- [WORK TO DO] Read the lines that follow and pick out every one containing the word "Keep".

- [ITEMS]
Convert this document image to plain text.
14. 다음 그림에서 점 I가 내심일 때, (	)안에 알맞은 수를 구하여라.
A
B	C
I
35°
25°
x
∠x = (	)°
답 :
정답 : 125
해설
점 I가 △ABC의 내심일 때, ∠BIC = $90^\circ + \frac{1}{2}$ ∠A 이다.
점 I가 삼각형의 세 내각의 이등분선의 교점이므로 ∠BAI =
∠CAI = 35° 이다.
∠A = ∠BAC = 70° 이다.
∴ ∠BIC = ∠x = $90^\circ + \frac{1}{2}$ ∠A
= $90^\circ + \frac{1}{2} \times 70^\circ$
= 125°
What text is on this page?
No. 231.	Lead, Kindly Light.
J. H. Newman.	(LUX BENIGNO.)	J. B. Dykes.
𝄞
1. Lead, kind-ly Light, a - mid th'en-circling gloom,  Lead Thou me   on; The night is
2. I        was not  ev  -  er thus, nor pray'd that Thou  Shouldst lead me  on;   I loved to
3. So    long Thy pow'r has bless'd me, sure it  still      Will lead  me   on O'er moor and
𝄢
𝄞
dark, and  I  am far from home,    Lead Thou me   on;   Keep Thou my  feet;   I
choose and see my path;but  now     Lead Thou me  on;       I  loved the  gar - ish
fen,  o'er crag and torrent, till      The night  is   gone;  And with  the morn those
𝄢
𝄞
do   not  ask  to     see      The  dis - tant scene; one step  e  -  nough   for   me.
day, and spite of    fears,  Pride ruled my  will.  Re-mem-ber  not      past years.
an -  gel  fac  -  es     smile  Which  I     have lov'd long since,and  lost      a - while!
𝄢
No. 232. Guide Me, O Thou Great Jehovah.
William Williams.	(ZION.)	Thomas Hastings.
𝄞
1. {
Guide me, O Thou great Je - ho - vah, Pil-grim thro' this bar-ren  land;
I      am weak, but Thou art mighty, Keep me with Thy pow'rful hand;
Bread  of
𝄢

- [EXPECTED ANSWER]
dark, and  I  am far from home,    Lead Thou me   on;   Keep Thou my  feet;   I
I      am weak, but Thou art mighty, Keep me with Thy pow'rful hand;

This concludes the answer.